**Task statement**: In the data, extract each line that holds the string "výrobků".

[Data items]
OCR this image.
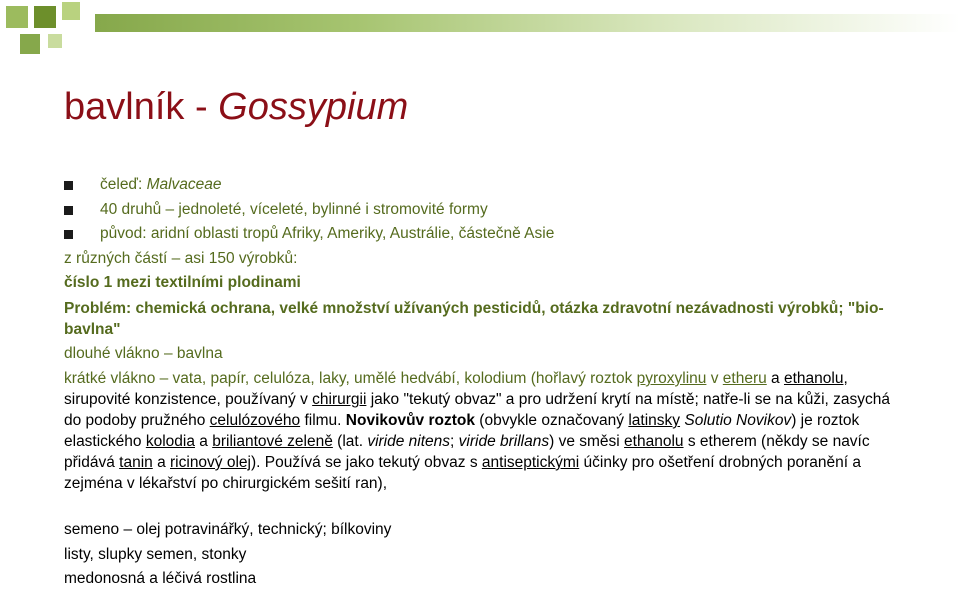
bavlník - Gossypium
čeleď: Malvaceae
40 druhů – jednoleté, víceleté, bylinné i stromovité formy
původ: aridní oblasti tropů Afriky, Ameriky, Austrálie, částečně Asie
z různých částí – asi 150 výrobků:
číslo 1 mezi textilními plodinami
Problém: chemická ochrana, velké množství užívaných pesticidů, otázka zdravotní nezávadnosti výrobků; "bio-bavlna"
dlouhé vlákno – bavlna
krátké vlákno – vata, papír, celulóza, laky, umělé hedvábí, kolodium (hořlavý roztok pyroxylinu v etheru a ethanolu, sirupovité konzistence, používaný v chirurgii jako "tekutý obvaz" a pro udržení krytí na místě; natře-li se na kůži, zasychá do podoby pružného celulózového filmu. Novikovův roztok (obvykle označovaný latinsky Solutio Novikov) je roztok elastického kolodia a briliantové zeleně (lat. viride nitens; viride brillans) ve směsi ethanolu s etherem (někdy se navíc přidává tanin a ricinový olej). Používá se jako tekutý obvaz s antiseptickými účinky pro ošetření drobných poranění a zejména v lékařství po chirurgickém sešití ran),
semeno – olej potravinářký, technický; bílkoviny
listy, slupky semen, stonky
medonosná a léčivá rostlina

**The output**:
z různých částí – asi 150 výrobků:
Problém: chemická ochrana, velké množství užívaných pesticidů, otázka zdravotní nezávadnosti výrobků; "bio-bavlna"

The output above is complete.